Task statement: Tally the lines of the data that include the word "Pythia" and state the total, nothing else.

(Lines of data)
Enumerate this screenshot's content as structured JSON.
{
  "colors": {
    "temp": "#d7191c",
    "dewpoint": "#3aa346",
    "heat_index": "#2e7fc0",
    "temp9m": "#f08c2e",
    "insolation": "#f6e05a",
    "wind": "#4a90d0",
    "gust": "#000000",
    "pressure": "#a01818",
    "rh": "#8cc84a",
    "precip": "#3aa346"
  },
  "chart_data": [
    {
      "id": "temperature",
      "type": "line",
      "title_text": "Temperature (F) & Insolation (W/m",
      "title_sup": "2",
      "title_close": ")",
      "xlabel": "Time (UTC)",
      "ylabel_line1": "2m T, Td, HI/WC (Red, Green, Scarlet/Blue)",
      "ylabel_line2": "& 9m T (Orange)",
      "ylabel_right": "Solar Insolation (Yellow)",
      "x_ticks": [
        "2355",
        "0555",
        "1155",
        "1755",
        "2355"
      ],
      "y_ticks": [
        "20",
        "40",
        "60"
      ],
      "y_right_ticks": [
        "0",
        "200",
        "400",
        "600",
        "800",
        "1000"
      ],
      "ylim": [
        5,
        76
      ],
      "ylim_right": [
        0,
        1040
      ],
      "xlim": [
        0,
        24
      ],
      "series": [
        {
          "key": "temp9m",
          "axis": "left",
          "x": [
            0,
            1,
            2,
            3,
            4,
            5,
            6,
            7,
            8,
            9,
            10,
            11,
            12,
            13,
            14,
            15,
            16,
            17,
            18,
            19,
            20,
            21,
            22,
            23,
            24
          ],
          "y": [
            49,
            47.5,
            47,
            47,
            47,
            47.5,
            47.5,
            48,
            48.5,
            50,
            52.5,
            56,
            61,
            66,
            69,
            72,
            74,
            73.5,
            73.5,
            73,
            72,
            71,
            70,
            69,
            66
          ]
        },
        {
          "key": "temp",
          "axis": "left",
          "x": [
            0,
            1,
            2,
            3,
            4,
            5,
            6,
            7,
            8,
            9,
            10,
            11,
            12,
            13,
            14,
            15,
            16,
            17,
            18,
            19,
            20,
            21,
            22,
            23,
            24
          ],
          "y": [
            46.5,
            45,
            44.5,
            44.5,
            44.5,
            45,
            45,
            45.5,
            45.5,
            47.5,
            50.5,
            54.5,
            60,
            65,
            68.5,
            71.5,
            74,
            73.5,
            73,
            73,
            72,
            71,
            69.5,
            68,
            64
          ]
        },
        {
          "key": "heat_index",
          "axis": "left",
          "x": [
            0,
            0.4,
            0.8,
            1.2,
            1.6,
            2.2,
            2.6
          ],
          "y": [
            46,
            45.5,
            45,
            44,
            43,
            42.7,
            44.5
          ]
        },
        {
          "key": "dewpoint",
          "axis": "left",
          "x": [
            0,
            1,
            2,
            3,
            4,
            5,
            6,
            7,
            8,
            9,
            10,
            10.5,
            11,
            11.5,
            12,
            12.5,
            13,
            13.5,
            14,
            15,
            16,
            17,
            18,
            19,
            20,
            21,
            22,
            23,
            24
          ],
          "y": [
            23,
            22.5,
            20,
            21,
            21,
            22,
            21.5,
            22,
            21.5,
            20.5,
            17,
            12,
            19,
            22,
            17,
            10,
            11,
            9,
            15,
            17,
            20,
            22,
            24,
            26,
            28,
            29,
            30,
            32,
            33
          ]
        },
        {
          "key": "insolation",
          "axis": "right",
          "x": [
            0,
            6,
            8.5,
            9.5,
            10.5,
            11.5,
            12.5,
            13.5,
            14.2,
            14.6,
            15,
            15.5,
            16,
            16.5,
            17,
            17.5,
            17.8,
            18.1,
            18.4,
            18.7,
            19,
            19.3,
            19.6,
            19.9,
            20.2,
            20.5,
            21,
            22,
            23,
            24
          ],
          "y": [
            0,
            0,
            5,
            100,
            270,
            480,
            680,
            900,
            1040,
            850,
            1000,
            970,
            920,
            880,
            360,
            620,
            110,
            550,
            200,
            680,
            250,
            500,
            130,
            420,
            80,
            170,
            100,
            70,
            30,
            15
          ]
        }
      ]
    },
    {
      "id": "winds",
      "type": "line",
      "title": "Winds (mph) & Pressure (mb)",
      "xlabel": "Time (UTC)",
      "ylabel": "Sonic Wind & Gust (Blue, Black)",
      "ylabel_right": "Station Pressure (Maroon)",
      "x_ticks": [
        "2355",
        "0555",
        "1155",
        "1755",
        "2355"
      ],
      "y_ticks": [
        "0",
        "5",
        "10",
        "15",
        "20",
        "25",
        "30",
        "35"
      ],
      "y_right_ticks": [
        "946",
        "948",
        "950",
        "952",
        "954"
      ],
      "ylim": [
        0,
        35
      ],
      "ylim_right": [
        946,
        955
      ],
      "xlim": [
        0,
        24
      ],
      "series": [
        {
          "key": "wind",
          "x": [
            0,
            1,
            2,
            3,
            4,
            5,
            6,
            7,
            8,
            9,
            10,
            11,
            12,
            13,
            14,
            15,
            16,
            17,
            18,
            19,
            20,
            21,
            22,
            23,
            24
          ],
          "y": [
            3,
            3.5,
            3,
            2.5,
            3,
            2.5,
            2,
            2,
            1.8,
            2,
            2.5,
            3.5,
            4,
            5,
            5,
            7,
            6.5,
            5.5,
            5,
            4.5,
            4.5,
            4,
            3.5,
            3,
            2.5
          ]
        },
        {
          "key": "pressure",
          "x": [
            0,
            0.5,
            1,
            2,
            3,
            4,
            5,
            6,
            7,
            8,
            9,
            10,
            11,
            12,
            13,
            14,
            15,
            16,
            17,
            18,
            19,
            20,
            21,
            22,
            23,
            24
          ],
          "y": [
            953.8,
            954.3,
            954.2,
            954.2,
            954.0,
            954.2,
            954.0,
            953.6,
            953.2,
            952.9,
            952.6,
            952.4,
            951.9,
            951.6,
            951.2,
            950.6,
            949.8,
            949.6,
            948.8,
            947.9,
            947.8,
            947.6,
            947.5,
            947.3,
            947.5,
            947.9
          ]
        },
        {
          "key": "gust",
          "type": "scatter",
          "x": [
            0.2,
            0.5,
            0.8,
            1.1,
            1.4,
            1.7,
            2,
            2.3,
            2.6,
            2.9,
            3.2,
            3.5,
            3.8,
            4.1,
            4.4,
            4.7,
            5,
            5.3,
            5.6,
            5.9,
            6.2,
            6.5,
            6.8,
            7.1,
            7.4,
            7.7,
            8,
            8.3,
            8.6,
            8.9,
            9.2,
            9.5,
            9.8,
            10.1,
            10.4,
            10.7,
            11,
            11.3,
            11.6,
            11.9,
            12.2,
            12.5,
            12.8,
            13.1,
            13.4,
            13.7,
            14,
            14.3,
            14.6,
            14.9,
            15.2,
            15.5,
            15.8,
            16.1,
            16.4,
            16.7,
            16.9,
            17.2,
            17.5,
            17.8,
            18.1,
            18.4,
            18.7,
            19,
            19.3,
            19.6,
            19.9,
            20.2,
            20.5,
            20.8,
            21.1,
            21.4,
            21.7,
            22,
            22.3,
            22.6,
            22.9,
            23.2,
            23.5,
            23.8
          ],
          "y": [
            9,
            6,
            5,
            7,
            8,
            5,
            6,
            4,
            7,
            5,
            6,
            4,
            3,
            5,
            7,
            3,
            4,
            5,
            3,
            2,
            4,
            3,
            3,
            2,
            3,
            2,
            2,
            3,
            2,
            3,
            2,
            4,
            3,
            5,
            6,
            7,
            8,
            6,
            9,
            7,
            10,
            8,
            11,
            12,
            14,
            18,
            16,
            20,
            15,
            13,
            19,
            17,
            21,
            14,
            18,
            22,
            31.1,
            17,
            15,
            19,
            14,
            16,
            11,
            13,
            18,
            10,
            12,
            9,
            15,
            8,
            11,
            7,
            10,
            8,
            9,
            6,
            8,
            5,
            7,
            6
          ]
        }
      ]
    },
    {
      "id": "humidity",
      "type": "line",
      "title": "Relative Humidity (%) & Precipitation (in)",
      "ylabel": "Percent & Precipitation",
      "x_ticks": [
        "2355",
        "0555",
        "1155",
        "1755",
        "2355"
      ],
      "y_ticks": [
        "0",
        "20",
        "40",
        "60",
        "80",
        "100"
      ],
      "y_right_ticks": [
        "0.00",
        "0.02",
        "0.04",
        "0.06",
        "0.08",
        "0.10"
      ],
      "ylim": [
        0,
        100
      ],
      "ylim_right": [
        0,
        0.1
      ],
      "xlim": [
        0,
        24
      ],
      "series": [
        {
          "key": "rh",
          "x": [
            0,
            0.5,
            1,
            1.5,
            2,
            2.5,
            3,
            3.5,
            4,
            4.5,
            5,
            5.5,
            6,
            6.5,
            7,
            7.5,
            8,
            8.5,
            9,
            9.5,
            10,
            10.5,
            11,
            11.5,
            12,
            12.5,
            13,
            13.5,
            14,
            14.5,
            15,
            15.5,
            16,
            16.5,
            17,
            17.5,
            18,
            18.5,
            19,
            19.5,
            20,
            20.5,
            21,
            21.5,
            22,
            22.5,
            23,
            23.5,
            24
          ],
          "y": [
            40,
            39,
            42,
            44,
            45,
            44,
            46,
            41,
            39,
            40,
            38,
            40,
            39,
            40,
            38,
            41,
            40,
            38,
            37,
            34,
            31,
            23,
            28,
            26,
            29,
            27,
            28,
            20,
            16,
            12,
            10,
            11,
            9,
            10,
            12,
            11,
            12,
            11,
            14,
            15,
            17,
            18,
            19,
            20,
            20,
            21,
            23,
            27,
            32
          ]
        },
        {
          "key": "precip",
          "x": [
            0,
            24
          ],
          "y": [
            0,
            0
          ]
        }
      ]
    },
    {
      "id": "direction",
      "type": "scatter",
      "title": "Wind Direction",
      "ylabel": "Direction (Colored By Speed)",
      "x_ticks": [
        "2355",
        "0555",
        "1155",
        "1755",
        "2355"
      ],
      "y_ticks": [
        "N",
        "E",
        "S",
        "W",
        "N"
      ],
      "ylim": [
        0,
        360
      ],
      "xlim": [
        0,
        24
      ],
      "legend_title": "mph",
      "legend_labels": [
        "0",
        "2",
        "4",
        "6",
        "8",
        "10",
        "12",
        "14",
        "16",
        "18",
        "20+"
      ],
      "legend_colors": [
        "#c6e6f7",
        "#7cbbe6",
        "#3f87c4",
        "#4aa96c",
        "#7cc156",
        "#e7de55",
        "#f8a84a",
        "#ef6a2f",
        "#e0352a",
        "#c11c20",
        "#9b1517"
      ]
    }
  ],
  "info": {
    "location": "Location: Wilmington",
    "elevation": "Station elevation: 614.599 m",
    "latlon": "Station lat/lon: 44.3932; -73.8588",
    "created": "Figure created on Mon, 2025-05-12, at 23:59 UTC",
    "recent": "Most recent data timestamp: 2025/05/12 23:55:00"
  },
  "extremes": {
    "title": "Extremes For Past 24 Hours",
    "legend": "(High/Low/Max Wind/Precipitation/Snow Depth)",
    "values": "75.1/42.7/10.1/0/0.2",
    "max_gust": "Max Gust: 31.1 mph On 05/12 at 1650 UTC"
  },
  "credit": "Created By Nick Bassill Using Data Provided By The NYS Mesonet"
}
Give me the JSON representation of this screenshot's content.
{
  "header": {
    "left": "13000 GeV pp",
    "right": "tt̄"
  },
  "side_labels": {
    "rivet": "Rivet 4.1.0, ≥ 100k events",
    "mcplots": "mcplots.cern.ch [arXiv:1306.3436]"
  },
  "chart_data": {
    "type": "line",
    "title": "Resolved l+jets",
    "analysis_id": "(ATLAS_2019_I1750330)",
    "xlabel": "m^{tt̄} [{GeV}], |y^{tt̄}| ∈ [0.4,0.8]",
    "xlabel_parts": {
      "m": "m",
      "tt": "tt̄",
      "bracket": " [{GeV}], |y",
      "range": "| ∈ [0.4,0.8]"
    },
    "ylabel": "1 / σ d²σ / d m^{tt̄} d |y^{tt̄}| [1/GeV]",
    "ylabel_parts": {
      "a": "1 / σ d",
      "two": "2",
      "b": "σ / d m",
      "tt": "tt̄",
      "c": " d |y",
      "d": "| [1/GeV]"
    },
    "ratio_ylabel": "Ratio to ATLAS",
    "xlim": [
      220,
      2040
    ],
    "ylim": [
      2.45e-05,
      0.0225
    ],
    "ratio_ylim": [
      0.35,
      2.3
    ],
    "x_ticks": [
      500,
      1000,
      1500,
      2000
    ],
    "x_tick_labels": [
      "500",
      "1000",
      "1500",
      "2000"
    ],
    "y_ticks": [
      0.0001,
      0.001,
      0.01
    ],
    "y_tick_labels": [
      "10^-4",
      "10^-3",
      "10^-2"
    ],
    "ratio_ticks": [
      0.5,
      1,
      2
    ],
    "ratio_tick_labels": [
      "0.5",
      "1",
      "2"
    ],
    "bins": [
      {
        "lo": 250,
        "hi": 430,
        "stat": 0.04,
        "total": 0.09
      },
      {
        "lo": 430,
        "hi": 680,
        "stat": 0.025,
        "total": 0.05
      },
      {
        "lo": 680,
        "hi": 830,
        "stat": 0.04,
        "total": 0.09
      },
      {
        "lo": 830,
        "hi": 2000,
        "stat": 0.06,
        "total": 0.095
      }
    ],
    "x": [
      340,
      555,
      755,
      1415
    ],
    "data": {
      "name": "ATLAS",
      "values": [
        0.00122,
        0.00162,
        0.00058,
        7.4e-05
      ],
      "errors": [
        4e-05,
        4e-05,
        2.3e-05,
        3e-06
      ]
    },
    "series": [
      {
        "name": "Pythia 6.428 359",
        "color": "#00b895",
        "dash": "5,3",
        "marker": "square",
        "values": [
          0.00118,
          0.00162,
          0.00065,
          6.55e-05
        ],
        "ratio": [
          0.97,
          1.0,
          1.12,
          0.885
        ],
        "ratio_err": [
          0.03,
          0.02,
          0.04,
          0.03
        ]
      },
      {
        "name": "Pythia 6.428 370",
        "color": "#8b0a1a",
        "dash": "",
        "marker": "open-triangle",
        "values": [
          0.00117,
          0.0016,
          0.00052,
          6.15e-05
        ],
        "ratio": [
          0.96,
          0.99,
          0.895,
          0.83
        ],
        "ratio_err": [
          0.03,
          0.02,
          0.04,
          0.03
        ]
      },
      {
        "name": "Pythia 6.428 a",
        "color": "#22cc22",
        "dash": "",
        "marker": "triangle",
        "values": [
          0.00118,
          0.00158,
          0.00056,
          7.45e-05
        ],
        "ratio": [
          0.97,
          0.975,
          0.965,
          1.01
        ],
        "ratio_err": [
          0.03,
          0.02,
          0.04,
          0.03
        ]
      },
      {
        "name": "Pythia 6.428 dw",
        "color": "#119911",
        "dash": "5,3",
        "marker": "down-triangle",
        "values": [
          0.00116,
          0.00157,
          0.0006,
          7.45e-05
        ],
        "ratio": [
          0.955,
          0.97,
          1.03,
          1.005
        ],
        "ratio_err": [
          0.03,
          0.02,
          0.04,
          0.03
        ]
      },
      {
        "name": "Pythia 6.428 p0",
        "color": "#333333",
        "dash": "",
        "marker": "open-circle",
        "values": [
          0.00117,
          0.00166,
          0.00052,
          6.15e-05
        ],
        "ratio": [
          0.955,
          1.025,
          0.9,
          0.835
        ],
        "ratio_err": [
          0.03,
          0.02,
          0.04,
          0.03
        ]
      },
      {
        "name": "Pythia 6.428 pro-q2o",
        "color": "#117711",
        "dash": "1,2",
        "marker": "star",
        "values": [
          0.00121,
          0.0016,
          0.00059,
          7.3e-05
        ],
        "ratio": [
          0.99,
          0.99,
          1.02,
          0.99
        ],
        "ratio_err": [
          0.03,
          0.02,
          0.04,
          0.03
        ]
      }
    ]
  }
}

Result of this task: 6